Find all lines in the listing that include the word "Czech", then copy them.

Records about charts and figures
·····

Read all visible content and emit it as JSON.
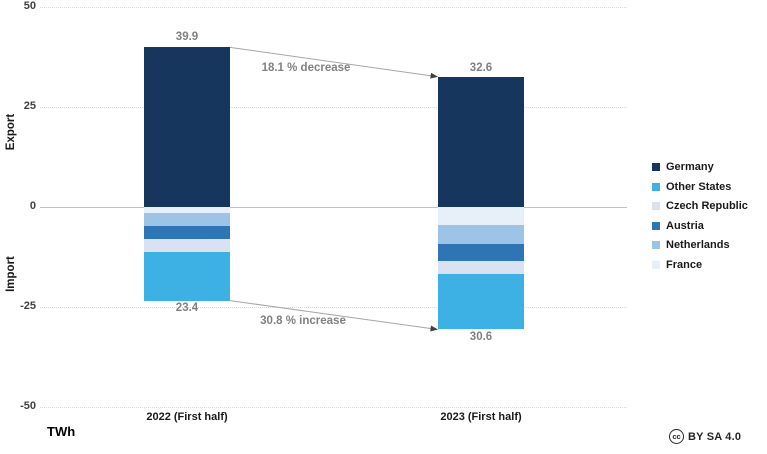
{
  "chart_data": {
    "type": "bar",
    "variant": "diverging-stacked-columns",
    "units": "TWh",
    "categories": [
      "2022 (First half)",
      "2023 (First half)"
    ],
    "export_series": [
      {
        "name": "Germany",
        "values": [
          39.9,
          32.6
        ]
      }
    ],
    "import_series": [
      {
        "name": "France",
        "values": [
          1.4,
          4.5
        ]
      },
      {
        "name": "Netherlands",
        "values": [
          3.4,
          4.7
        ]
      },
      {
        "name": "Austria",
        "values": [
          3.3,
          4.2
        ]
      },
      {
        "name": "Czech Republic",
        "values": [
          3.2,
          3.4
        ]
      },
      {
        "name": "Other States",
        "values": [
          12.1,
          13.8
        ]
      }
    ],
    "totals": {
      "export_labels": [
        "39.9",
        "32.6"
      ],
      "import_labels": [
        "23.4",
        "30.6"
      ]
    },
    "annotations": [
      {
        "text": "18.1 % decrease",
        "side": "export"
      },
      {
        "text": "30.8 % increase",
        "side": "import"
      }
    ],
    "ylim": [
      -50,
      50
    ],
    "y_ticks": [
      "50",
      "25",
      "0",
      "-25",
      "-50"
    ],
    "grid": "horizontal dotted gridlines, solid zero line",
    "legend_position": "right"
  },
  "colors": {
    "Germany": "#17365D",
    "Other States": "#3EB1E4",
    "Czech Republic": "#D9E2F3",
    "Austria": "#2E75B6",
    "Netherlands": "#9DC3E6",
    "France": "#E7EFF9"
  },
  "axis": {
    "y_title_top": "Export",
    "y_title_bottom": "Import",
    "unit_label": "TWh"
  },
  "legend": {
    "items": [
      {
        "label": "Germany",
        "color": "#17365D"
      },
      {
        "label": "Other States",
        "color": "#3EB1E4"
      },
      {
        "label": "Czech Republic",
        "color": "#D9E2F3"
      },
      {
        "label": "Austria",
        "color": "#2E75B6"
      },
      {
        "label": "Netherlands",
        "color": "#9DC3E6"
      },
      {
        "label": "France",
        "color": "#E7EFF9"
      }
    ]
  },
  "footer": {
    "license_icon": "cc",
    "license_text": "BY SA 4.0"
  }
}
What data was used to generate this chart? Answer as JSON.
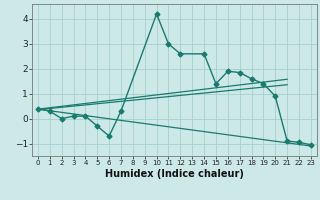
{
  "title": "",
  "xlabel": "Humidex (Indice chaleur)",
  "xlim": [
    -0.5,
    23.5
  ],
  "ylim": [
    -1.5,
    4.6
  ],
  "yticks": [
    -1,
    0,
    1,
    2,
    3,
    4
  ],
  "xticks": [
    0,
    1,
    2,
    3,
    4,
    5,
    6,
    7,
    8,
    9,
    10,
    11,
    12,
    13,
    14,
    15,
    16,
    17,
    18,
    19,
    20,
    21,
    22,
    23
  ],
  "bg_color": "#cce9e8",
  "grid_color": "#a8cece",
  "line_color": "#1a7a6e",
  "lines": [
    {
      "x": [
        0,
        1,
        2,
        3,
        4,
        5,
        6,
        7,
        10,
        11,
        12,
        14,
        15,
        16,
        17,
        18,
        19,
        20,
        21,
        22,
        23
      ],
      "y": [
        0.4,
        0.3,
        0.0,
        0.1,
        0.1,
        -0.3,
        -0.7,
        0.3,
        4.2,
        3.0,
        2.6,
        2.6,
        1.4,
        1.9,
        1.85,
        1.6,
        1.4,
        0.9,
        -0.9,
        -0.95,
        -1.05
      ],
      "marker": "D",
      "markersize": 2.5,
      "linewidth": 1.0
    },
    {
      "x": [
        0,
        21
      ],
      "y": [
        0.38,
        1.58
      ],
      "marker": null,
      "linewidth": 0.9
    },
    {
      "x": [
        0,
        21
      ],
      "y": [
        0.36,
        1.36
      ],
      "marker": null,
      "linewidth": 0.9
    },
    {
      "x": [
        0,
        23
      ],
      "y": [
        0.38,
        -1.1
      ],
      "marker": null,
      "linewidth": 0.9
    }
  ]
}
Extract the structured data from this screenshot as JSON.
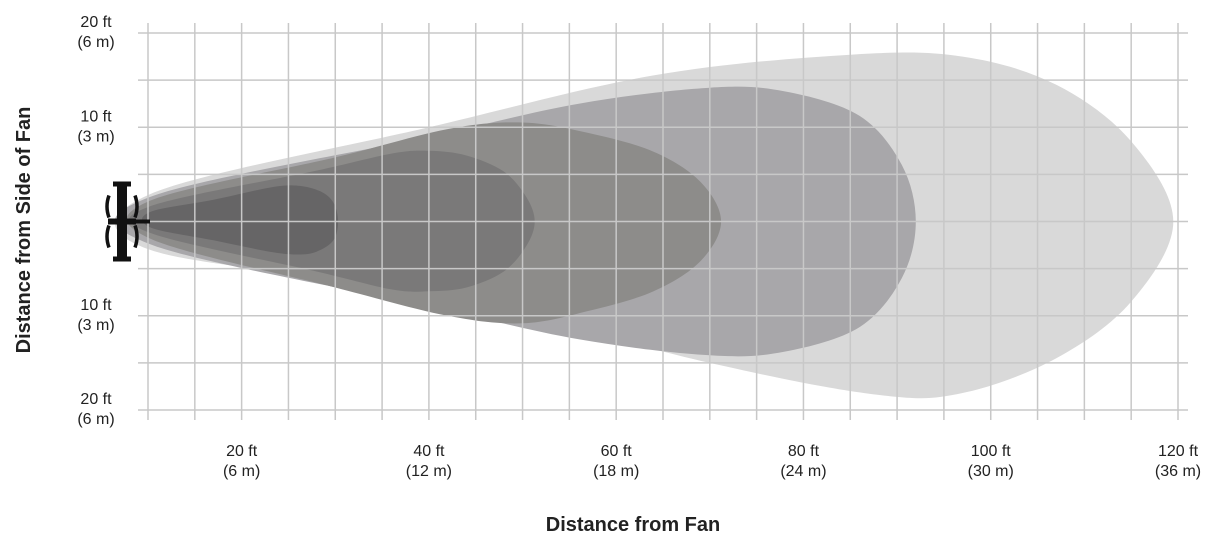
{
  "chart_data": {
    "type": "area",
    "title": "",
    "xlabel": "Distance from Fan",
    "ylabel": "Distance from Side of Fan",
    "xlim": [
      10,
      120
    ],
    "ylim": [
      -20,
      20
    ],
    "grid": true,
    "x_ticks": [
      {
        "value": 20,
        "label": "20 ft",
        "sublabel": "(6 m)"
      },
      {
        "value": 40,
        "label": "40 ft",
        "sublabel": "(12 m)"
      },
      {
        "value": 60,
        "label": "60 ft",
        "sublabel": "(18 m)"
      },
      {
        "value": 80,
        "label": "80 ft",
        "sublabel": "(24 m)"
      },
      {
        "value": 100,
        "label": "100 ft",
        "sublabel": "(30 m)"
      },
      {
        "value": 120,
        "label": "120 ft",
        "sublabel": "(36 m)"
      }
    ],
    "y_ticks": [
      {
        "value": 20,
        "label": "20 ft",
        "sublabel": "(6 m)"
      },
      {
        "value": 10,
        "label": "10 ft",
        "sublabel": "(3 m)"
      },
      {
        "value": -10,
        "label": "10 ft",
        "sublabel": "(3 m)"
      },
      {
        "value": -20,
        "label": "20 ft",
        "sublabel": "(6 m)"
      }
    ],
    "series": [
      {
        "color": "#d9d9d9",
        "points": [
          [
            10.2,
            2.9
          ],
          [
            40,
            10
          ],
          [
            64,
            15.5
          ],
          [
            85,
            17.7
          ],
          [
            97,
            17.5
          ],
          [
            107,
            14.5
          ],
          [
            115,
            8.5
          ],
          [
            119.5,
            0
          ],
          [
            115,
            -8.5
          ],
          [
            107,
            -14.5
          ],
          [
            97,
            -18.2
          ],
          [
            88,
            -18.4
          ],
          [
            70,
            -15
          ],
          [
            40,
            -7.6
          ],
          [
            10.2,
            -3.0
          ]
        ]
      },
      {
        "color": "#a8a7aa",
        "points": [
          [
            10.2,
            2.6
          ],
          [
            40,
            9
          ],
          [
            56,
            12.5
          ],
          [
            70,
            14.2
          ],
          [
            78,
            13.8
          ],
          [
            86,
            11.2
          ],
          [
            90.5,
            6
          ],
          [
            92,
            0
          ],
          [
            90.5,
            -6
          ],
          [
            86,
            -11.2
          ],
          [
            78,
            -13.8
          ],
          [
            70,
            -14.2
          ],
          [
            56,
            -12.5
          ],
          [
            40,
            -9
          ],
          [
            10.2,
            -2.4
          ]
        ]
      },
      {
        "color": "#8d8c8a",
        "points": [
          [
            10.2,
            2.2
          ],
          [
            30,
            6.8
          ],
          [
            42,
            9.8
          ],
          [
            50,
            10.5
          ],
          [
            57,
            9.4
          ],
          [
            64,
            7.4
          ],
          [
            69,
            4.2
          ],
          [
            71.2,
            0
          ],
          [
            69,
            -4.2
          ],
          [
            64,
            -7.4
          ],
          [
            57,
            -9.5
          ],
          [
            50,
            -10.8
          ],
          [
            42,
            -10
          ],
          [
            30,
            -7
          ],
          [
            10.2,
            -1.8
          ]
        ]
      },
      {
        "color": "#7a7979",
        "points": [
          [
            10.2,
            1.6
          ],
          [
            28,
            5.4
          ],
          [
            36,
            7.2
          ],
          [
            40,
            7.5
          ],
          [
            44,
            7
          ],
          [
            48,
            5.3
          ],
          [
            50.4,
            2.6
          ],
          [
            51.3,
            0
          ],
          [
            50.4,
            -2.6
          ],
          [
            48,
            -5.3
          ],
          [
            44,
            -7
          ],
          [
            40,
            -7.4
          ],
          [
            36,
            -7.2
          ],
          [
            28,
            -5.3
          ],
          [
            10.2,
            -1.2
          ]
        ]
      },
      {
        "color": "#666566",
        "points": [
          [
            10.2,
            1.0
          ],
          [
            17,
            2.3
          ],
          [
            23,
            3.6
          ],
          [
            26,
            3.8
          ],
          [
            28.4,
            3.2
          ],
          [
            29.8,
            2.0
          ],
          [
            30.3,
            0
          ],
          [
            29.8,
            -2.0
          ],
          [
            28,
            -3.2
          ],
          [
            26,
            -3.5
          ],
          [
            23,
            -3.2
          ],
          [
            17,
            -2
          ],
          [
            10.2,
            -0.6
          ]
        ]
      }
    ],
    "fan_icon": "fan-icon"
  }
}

·····

SOLUTION BELOW:
        "name": "Czech Republic",
    "Czech Republic": "#D9E2F3",
        "label": "Czech Republic",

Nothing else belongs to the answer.